(Items from a document page collection)

[Start of Attachment]

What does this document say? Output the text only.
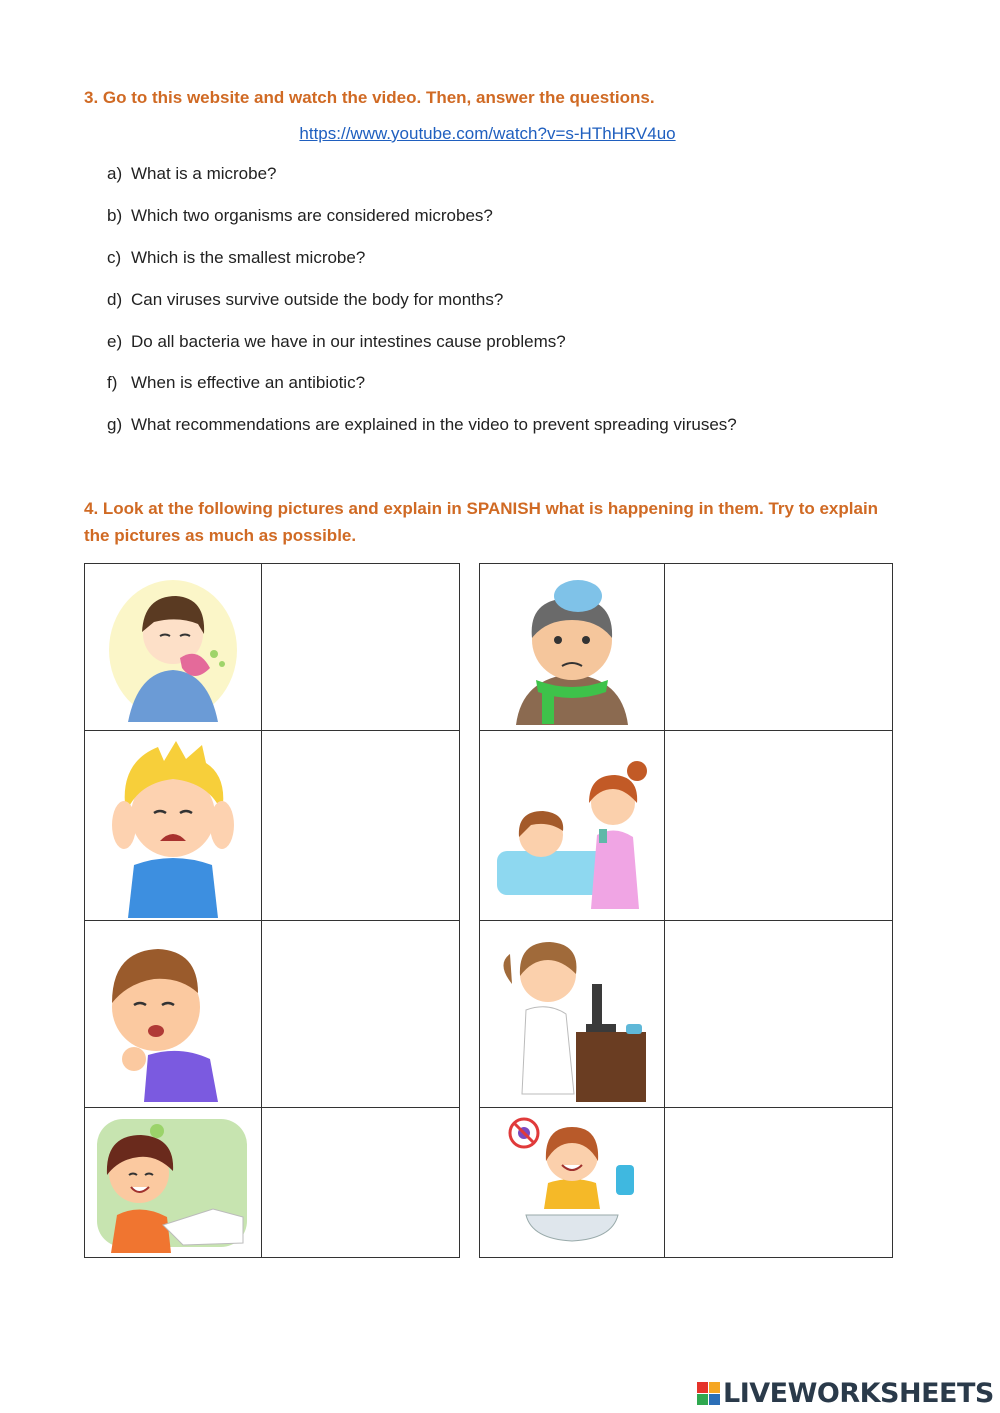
3. Go to this website and watch the video. Then, answer the questions.
https://www.youtube.com/watch?v=s-HThHRV4uo
a) What is a microbe?
b) Which two organisms are considered microbes?
c) Which is the smallest microbe?
d) Can viruses survive outside the body for months?
e) Do all bacteria we have in our intestines cause problems?
f) When is effective an antibiotic?
g) What recommendations are explained in the video to prevent spreading viruses?
4. Look at the following pictures and explain in SPANISH what is happening in them. Try to explain the pictures as much as possible.

LIVEWORKSHEETS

[End of Attachment]

Problem to work on
Once the pictures are set aside, repeat the data above exactly as written.

Result of the task
What does this document say? Output the text only.
3. Go to this website and watch the video. Then, answer the questions.
https://www.youtube.com/watch?v=s-HThHRV4uo
a) What is a microbe?
b) Which two organisms are considered microbes?
c) Which is the smallest microbe?
d) Can viruses survive outside the body for months?
e) Do all bacteria we have in our intestines cause problems?
f) When is effective an antibiotic?
g) What recommendations are explained in the video to prevent spreading viruses?
4. Look at the following pictures and explain in SPANISH what is happening in them. Try to explain the pictures as much as possible.

LIVEWORKSHEETS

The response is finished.